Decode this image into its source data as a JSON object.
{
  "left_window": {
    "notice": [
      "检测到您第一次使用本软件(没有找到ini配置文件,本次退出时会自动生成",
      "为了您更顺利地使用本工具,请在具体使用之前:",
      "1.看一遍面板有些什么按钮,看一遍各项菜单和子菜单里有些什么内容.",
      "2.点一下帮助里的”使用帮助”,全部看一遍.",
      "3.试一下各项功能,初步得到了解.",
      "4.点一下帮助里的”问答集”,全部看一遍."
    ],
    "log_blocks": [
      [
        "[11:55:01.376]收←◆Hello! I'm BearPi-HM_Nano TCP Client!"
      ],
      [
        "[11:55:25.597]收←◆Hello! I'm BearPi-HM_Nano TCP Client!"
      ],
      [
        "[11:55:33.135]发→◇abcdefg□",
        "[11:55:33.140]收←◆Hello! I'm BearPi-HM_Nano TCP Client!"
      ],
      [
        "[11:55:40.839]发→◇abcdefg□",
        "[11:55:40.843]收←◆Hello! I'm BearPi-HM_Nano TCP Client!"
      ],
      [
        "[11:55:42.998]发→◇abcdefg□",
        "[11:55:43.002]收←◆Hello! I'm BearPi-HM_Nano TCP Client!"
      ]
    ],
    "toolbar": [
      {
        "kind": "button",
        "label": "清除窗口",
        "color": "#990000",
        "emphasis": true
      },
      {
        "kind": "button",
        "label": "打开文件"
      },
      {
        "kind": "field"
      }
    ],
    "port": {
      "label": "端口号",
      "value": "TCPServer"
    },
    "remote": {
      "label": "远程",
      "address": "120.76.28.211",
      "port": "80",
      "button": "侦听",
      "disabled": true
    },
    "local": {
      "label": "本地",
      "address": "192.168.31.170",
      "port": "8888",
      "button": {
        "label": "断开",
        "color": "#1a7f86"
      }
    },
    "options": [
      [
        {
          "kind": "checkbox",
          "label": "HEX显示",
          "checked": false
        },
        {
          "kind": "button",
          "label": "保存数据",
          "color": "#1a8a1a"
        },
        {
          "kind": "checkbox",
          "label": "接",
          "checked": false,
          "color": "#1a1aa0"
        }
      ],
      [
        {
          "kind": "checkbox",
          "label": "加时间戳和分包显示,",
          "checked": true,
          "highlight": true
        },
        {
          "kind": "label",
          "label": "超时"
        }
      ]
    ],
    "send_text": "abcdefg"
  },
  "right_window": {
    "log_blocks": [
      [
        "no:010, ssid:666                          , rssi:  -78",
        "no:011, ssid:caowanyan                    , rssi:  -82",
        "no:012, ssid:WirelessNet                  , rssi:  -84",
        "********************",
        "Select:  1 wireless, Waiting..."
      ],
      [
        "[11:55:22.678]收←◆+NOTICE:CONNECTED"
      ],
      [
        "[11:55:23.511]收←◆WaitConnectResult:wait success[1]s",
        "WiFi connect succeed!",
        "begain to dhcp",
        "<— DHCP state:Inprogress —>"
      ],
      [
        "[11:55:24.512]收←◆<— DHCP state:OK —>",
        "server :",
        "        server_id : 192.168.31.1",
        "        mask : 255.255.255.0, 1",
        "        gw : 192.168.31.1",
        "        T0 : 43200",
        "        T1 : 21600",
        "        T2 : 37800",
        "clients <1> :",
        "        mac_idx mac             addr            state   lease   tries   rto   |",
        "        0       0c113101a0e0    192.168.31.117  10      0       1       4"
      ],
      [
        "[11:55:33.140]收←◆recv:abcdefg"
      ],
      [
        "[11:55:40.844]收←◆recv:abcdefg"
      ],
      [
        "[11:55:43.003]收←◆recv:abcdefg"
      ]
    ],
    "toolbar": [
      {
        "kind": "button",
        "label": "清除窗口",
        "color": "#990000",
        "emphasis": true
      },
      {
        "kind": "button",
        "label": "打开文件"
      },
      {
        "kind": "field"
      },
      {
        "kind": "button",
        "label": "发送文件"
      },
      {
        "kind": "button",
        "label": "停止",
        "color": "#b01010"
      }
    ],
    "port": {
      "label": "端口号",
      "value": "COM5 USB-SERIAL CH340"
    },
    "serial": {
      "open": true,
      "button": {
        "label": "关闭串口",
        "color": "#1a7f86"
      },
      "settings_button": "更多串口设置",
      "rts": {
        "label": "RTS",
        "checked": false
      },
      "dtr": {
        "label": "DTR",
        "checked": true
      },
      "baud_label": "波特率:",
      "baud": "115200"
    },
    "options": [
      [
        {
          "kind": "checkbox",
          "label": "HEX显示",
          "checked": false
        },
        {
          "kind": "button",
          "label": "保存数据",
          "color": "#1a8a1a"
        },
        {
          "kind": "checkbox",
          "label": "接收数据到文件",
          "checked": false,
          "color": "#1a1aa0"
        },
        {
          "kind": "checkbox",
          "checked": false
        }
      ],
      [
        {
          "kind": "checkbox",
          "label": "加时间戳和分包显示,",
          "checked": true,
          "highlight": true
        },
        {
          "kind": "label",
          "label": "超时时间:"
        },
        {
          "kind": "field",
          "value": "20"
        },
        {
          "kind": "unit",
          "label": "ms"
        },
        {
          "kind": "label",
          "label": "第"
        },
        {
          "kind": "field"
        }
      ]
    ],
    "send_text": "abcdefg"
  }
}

┄┄┄┄┄┄┄┄┄┄

Exercise task -> Of the lines above, how many include the word "rssi"? Reply with the number alone.

Written answer -> 3